Start

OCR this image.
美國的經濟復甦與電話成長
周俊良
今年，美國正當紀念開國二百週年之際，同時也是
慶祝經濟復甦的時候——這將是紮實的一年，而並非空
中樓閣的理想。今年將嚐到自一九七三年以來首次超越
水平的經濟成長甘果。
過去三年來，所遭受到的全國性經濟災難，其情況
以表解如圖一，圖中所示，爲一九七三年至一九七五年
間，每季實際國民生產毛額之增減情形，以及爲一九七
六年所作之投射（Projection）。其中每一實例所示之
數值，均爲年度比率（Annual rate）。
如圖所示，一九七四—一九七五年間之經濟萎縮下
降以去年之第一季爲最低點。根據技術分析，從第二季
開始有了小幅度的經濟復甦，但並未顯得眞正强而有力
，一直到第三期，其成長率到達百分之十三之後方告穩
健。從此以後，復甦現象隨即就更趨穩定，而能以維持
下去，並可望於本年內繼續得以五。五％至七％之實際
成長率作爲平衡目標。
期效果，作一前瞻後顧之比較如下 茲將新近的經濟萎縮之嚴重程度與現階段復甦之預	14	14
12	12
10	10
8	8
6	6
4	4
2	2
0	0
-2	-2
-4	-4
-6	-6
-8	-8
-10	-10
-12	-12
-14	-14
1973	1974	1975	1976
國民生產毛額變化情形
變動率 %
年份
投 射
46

End

### What you should do
Extract the full listing above without alteration.

### Solution to this task
OCR this image.
美國的經濟復甦與電話成長
周俊良
今年，美國正當紀念開國二百週年之際，同時也是
慶祝經濟復甦的時候——這將是紮實的一年，而並非空
中樓閣的理想。今年將嚐到自一九七三年以來首次超越
水平的經濟成長甘果。
過去三年來，所遭受到的全國性經濟災難，其情況
以表解如圖一，圖中所示，爲一九七三年至一九七五年
間，每季實際國民生產毛額之增減情形，以及爲一九七
六年所作之投射（Projection）。其中每一實例所示之
數值，均爲年度比率（Annual rate）。
如圖所示，一九七四—一九七五年間之經濟萎縮下
降以去年之第一季爲最低點。根據技術分析，從第二季
開始有了小幅度的經濟復甦，但並未顯得眞正强而有力
，一直到第三期，其成長率到達百分之十三之後方告穩
健。從此以後，復甦現象隨即就更趨穩定，而能以維持
下去，並可望於本年內繼續得以五。五％至七％之實際
成長率作爲平衡目標。
期效果，作一前瞻後顧之比較如下 茲將新近的經濟萎縮之嚴重程度與現階段復甦之預	14	14
12	12
10	10
8	8
6	6
4	4
2	2
0	0
-2	-2
-4	-4
-6	-6
-8	-8
-10	-10
-12	-12
-14	-14
1973	1974	1975	1976
國民生產毛額變化情形
變動率 %
年份
投 射
46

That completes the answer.